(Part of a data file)
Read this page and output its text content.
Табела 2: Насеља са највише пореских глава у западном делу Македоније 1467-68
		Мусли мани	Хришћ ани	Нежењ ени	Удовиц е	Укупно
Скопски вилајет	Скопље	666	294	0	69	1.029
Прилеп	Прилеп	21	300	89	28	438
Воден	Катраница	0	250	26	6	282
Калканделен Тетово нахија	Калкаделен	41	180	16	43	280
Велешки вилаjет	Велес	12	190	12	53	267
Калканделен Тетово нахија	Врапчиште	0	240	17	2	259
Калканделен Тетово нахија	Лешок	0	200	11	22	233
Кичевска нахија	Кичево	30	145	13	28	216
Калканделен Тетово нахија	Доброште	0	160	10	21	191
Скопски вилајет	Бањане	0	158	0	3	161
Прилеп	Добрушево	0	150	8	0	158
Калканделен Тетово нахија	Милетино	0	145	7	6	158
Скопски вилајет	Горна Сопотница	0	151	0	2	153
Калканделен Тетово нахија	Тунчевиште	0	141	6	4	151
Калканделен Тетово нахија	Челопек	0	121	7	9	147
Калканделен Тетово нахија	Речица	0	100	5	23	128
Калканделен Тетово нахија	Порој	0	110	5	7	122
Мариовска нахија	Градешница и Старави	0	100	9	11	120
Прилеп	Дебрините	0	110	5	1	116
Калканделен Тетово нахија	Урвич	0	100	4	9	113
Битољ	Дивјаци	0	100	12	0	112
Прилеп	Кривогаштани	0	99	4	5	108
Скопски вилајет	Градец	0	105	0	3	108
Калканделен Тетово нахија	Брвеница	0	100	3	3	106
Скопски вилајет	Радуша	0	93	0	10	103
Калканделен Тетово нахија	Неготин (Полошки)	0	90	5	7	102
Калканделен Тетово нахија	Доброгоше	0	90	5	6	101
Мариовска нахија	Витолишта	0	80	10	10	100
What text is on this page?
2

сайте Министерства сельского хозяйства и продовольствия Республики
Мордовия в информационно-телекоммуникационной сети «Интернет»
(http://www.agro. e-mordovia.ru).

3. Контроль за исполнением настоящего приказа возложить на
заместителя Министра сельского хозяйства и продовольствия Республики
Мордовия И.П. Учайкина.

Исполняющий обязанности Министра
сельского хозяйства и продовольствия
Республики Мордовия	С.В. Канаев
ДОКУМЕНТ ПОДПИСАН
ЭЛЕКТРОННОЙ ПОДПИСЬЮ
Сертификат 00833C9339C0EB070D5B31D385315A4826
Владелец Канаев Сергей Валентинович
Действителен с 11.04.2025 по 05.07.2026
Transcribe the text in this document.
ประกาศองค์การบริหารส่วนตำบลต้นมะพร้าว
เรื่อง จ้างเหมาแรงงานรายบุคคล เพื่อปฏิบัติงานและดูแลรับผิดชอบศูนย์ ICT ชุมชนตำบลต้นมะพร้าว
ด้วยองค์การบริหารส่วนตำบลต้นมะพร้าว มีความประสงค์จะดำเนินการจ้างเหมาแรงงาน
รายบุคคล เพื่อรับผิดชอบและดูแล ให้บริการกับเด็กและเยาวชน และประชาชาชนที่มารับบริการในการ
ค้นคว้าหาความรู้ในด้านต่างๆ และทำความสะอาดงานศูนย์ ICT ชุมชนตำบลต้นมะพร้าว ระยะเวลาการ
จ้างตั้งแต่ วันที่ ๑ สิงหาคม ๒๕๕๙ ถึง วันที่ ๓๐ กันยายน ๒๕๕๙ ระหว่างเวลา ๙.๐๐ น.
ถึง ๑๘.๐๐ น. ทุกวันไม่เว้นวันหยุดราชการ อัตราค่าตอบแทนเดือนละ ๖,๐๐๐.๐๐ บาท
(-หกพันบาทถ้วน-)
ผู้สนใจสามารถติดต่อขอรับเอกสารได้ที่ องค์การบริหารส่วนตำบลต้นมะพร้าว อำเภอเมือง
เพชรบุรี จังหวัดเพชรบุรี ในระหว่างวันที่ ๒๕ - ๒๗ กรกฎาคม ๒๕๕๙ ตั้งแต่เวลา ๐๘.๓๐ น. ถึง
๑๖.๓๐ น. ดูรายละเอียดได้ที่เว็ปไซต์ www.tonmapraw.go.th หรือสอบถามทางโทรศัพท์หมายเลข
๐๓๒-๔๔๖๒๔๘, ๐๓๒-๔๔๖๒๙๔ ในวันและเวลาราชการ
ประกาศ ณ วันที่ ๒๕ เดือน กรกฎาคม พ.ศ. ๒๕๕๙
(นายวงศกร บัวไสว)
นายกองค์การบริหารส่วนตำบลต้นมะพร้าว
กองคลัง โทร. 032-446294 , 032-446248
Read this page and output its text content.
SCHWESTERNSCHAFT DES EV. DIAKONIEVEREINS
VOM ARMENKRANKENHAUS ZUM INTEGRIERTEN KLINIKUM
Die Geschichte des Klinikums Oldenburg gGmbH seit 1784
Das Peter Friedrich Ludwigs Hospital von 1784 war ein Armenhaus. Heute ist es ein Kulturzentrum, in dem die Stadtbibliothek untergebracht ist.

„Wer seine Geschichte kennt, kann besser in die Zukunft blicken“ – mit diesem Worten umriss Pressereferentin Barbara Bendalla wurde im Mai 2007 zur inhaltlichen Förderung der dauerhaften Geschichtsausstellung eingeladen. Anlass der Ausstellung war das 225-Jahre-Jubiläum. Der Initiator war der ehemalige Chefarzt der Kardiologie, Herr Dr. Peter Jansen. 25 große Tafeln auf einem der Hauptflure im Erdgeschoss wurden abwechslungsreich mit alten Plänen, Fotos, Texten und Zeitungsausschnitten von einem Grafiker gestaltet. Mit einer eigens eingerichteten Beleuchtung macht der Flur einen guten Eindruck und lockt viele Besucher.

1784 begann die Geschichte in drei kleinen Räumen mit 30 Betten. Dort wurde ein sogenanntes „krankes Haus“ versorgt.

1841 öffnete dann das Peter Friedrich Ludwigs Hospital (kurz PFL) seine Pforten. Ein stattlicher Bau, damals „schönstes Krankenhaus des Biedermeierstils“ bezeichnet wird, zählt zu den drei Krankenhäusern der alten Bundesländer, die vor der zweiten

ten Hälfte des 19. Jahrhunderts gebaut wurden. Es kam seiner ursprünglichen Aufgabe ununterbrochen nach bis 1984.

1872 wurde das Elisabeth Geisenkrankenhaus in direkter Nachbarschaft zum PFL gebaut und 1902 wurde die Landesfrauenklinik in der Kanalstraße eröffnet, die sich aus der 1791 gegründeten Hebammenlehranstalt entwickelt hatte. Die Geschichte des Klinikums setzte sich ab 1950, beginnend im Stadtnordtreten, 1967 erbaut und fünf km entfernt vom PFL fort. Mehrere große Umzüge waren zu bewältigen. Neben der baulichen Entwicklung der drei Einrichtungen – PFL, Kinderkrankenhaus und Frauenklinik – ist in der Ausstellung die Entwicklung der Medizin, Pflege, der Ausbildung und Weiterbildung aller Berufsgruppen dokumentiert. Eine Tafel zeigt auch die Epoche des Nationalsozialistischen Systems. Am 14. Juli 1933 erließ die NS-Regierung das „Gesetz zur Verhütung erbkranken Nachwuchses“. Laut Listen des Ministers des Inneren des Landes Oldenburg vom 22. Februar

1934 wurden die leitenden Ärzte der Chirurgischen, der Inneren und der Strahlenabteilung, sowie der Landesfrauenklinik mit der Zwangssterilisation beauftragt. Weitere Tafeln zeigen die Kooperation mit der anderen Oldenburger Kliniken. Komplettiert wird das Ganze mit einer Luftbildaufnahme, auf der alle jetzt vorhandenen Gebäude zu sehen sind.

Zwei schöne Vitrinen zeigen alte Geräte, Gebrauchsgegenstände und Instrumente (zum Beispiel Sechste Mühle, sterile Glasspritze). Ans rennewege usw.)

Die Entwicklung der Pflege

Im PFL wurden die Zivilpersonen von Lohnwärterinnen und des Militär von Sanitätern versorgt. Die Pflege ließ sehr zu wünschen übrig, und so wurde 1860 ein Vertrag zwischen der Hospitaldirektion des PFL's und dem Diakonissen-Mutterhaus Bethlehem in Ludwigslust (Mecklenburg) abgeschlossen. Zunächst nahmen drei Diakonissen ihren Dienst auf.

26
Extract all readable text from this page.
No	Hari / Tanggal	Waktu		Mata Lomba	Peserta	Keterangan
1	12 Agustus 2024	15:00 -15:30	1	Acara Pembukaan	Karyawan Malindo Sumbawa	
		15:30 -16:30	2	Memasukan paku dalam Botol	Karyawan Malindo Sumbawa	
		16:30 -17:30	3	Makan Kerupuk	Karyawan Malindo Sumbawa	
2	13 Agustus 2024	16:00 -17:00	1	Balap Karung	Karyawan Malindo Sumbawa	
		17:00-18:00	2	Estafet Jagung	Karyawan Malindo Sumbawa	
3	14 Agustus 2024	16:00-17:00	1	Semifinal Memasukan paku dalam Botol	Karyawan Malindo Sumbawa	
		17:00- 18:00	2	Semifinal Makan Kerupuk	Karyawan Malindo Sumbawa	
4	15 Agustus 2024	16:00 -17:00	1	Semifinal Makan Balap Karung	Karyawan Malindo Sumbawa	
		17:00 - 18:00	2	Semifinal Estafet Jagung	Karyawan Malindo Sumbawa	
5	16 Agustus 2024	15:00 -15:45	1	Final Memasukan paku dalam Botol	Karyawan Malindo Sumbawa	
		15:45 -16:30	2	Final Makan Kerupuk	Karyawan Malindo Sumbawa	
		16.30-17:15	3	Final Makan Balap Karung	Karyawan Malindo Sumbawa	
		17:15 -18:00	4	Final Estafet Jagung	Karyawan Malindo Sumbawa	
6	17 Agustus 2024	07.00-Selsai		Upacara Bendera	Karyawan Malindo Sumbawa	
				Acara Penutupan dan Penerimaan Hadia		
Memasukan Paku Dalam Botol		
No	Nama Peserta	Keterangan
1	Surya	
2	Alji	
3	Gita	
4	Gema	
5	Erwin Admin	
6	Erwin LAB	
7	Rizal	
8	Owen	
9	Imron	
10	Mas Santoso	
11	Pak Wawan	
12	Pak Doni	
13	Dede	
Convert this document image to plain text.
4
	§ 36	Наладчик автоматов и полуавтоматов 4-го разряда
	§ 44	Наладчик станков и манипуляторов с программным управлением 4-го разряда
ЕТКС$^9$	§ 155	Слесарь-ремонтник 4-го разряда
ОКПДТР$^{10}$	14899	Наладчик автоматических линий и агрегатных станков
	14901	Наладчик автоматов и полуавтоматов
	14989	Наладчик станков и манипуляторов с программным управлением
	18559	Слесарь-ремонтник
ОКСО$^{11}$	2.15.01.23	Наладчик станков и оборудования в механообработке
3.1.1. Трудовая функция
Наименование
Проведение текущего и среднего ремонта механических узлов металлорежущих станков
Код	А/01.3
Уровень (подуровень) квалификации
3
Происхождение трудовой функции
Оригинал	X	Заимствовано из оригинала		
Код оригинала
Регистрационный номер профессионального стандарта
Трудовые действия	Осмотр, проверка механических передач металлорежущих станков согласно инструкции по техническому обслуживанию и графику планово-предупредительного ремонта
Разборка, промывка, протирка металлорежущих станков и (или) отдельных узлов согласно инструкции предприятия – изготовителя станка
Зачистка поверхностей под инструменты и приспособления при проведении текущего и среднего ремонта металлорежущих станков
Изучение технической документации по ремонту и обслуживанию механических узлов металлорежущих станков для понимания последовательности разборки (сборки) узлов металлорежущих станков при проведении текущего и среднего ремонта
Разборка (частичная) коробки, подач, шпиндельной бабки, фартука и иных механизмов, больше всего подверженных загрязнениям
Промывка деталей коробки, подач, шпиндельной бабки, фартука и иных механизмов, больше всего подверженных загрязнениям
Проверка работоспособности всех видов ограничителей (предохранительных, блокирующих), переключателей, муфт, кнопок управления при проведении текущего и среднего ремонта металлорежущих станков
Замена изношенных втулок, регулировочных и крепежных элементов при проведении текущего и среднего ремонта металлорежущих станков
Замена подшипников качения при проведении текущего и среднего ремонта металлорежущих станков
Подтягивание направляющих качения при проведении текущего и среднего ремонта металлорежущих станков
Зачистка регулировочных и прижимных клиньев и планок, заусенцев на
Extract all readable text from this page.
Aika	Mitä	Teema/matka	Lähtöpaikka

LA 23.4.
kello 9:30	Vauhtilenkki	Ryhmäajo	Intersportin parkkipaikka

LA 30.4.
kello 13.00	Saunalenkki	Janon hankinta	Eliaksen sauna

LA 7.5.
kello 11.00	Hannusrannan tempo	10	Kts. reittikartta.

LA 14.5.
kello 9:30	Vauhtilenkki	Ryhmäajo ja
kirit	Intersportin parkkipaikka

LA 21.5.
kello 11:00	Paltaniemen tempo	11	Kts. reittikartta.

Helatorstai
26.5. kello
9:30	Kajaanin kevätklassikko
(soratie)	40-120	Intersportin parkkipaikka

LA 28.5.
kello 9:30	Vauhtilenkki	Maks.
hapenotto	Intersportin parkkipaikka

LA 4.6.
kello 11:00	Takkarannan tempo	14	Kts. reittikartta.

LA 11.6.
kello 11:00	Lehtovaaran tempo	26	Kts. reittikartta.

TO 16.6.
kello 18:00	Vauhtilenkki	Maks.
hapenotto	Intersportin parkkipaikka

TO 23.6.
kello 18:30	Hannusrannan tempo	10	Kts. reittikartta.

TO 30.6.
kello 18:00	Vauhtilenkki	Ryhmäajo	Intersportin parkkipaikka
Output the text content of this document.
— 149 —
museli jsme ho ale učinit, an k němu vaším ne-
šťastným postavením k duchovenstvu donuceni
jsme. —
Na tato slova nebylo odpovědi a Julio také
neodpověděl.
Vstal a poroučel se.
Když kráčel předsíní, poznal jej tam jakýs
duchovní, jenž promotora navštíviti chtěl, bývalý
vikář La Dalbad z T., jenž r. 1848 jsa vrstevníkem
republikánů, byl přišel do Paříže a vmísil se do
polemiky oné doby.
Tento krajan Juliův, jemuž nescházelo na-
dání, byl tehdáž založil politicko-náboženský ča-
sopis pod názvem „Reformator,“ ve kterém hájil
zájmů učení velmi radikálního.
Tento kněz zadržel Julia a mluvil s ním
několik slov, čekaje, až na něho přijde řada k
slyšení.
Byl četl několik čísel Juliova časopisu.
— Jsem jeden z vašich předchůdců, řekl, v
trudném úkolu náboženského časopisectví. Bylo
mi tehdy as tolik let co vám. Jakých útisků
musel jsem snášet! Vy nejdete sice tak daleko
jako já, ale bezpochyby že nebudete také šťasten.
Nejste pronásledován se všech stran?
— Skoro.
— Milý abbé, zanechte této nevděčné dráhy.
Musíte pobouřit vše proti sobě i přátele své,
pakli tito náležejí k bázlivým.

_The request_. In the records above, locate the line that contains "Output the text content of this document.". Repeat it and every line after it, exactly, and nothing else.

_The reply_.
Output the text content of this document.
— 149 —
museli jsme ho ale učinit, an k němu vaším ne-
šťastným postavením k duchovenstvu donuceni
jsme. —
Na tato slova nebylo odpovědi a Julio také
neodpověděl.
Vstal a poroučel se.
Když kráčel předsíní, poznal jej tam jakýs
duchovní, jenž promotora navštíviti chtěl, bývalý
vikář La Dalbad z T., jenž r. 1848 jsa vrstevníkem
republikánů, byl přišel do Paříže a vmísil se do
polemiky oné doby.
Tento krajan Juliův, jemuž nescházelo na-
dání, byl tehdáž založil politicko-náboženský ča-
sopis pod názvem „Reformator,“ ve kterém hájil
zájmů učení velmi radikálního.
Tento kněz zadržel Julia a mluvil s ním
několik slov, čekaje, až na něho přijde řada k
slyšení.
Byl četl několik čísel Juliova časopisu.
— Jsem jeden z vašich předchůdců, řekl, v
trudném úkolu náboženského časopisectví. Bylo
mi tehdy as tolik let co vám. Jakých útisků
musel jsem snášet! Vy nejdete sice tak daleko
jako já, ale bezpochyby že nebudete také šťasten.
Nejste pronásledován se všech stran?
— Skoro.
— Milý abbé, zanechte této nevděčné dráhy.
Musíte pobouřit vše proti sobě i přátele své,
pakli tito náležejí k bázlivým.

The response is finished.